#### [REQUIREMENT]
Below are some records. Copy every line in them that holds "name".

━━━━━ GIVEN DATA ━━━━━

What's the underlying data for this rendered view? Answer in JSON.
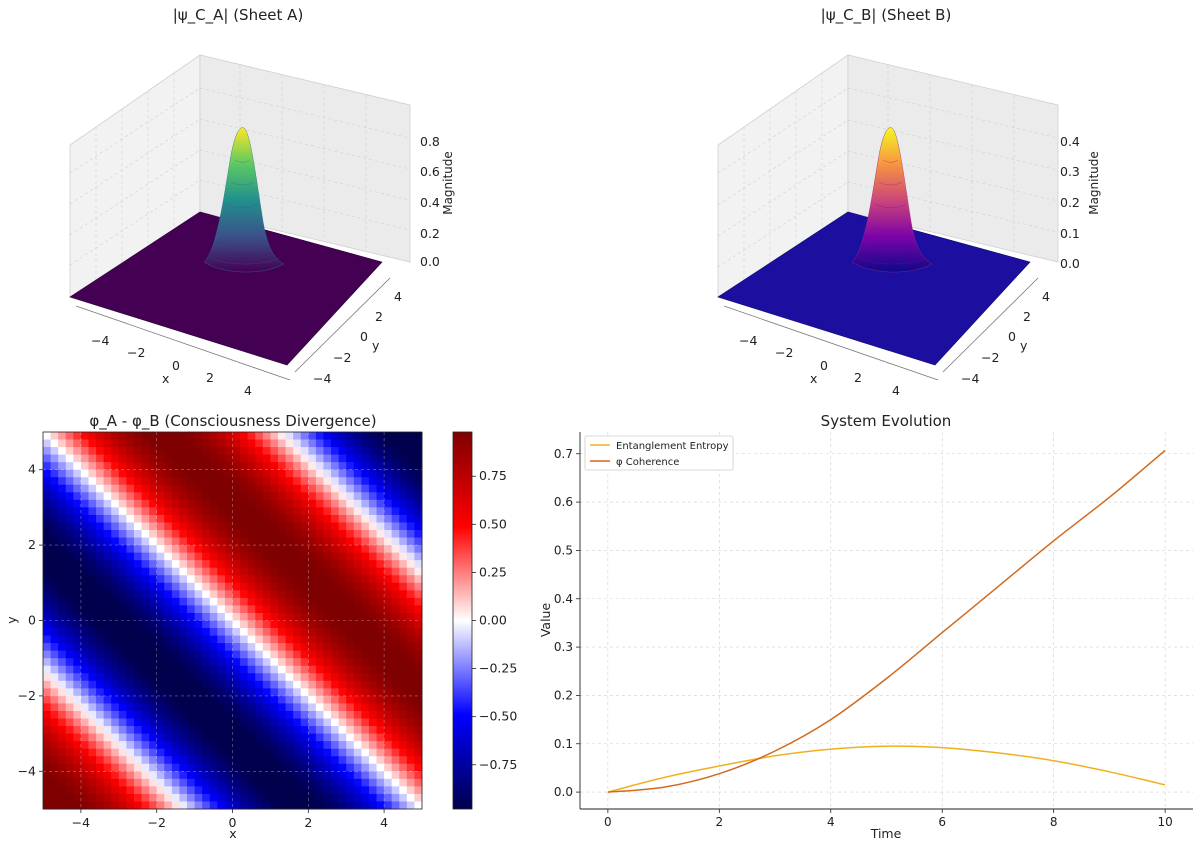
{
  "figure": {
    "background": "#ffffff"
  },
  "chart_data": [
    {
      "id": "sheetA",
      "type": "surface3d",
      "title": "|ψ_C_A| (Sheet A)",
      "xlabel": "x",
      "ylabel": "y",
      "zlabel": "Magnitude",
      "xlim": [
        -5,
        5
      ],
      "ylim": [
        -5,
        5
      ],
      "zlim": [
        0,
        0.95
      ],
      "xticks": [
        "−4",
        "−2",
        "0",
        "2",
        "4"
      ],
      "yticks": [
        "−4",
        "−2",
        "0",
        "2",
        "4"
      ],
      "zticks": [
        "0.0",
        "0.2",
        "0.4",
        "0.6",
        "0.8"
      ],
      "zvalues": [
        0,
        0.2,
        0.4,
        0.6,
        0.8
      ],
      "peak": 0.9,
      "center": [
        0,
        0
      ],
      "width": 0.75,
      "colormap": "viridis",
      "colormap_stops": [
        "#440154",
        "#3b528b",
        "#21918c",
        "#5ec962",
        "#fde725"
      ]
    },
    {
      "id": "sheetB",
      "type": "surface3d",
      "title": "|ψ_C_B| (Sheet B)",
      "xlabel": "x",
      "ylabel": "y",
      "zlabel": "Magnitude",
      "xlim": [
        -5,
        5
      ],
      "ylim": [
        -5,
        5
      ],
      "zlim": [
        0,
        0.47
      ],
      "xticks": [
        "−4",
        "−2",
        "0",
        "2",
        "4"
      ],
      "yticks": [
        "−4",
        "−2",
        "0",
        "2",
        "4"
      ],
      "zticks": [
        "0.0",
        "0.1",
        "0.2",
        "0.3",
        "0.4"
      ],
      "zvalues": [
        0,
        0.1,
        0.2,
        0.3,
        0.4
      ],
      "peak": 0.45,
      "center": [
        0,
        0
      ],
      "width": 0.75,
      "colormap": "plasma",
      "colormap_stops": [
        "#0d0887",
        "#7e03a8",
        "#cc4778",
        "#f89540",
        "#f0f921"
      ]
    },
    {
      "id": "divergence",
      "type": "heatmap",
      "title": "φ_A - φ_B (Consciousness Divergence)",
      "xlabel": "x",
      "ylabel": "y",
      "xlim": [
        -5,
        5
      ],
      "ylim": [
        -5,
        5
      ],
      "xticks": [
        "−4",
        "−2",
        "0",
        "2",
        "4"
      ],
      "xtickvals": [
        -4,
        -2,
        0,
        2,
        4
      ],
      "yticks": [
        "−4",
        "−2",
        "0",
        "2",
        "4"
      ],
      "ytickvals": [
        -4,
        -2,
        0,
        2,
        4
      ],
      "grid": 50,
      "field": "sin((x + y) / 2)",
      "colormap": "seismic",
      "colormap_stops": [
        "#00004c",
        "#0000ff",
        "#ffffff",
        "#ff0000",
        "#7f0000"
      ],
      "colorbar": {
        "min": -0.98,
        "max": 0.98,
        "tickvals": [
          0.75,
          0.5,
          0.25,
          0,
          -0.25,
          -0.5,
          -0.75
        ],
        "ticks": [
          "0.75",
          "0.50",
          "0.25",
          "0.00",
          "−0.25",
          "−0.50",
          "−0.75"
        ]
      }
    },
    {
      "id": "evolution",
      "type": "line",
      "title": "System Evolution",
      "xlabel": "Time",
      "ylabel": "Value",
      "xlim": [
        -0.5,
        10.5
      ],
      "ylim": [
        -0.035,
        0.745
      ],
      "xticks": [
        "0",
        "2",
        "4",
        "6",
        "8",
        "10"
      ],
      "xtickvals": [
        0,
        2,
        4,
        6,
        8,
        10
      ],
      "yticks": [
        "0.0",
        "0.1",
        "0.2",
        "0.3",
        "0.4",
        "0.5",
        "0.6",
        "0.7"
      ],
      "ytickvals": [
        0,
        0.1,
        0.2,
        0.3,
        0.4,
        0.5,
        0.6,
        0.7
      ],
      "grid": true,
      "legend": "top-left",
      "x": [
        0,
        1,
        2,
        3,
        4,
        5,
        6,
        7,
        8,
        9,
        10
      ],
      "series": [
        {
          "name": "Entanglement Entropy",
          "color": "#f0b020",
          "values": [
            0.0,
            0.03,
            0.054,
            0.075,
            0.089,
            0.095,
            0.092,
            0.081,
            0.065,
            0.042,
            0.015
          ]
        },
        {
          "name": "φ Coherence",
          "color": "#d2691e",
          "values": [
            0.0,
            0.01,
            0.038,
            0.085,
            0.15,
            0.235,
            0.33,
            0.425,
            0.52,
            0.61,
            0.707
          ]
        }
      ]
    }
  ]
}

━━━━━

#### [FULL OUTPUT]
          "name": "Entanglement Entropy",
          "name": "φ Coherence",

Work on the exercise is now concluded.